EXERCISE DIRECTIONS:
List all lines of the data that include the string "Cited".

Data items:
§

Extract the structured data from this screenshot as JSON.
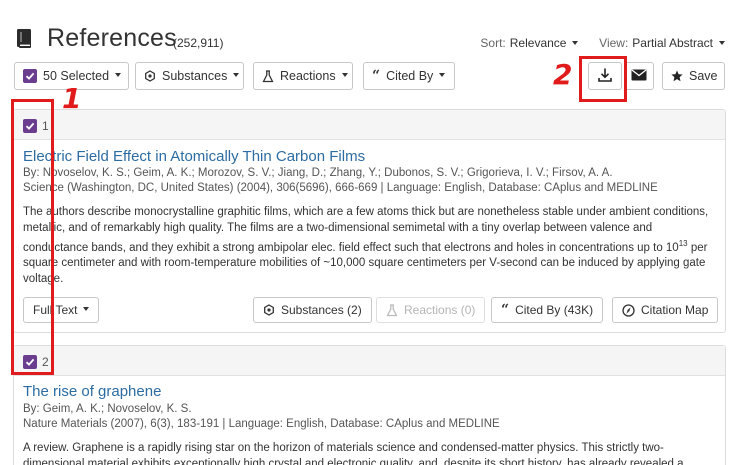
{
  "header": {
    "title": "References",
    "count": "(252,911)",
    "sort_label": "Sort:",
    "sort_value": "Relevance",
    "view_label": "View:",
    "view_value": "Partial Abstract"
  },
  "toolbar": {
    "selected": "50 Selected",
    "substances": "Substances",
    "reactions": "Reactions",
    "cited_by": "Cited By",
    "save": "Save"
  },
  "annotations": {
    "one": "1",
    "two": "2"
  },
  "results": [
    {
      "index": "1",
      "title": "Electric Field Effect in Atomically Thin Carbon Films",
      "authors": "By: Novoselov, K. S.; Geim, A. K.; Morozov, S. V.; Jiang, D.; Zhang, Y.; Dubonos, S. V.; Grigorieva, I. V.; Firsov, A. A.",
      "source": "Science (Washington, DC, United States) (2004), 306(5696), 666-669 | Language: English, Database: CAplus and MEDLINE",
      "abstract_a": "The authors describe monocrystalline graphitic films, which are a few atoms thick but are nonetheless stable under ambient conditions, metallic, and of remarkably high quality. The films are a two-dimensional semimetal with a tiny overlap between valence and conductance bands, and they exhibit a strong ambipolar elec. field effect such that electrons and holes in concentrations up to 10",
      "abstract_sup": "13",
      "abstract_b": " per square centimeter and with room-temperature mobilities of ~10,000 square centimeters per V-second can be induced by applying gate voltage.",
      "full_text": "Full Text",
      "substances": "Substances (2)",
      "reactions": "Reactions (0)",
      "cited_by": "Cited By (43K)",
      "citation_map": "Citation Map"
    },
    {
      "index": "2",
      "title": "The rise of graphene",
      "authors": "By: Geim, A. K.; Novoselov, K. S.",
      "source": "Nature Materials (2007), 6(3), 183-191 | Language: English, Database: CAplus and MEDLINE",
      "abstract_a": "A review. Graphene is a rapidly rising star on the horizon of materials science and condensed-matter physics. This strictly two-dimensional material exhibits exceptionally high crystal and electronic quality, and, despite its short history, has already revealed a"
    }
  ],
  "colors": {
    "accent": "#6a3d8f",
    "link": "#2d6ca2",
    "annotation": "#e11b1b"
  }
}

§

FULL OUTPUT:
    "cited_by": "Cited By",
      "cited_by": "Cited By (43K)",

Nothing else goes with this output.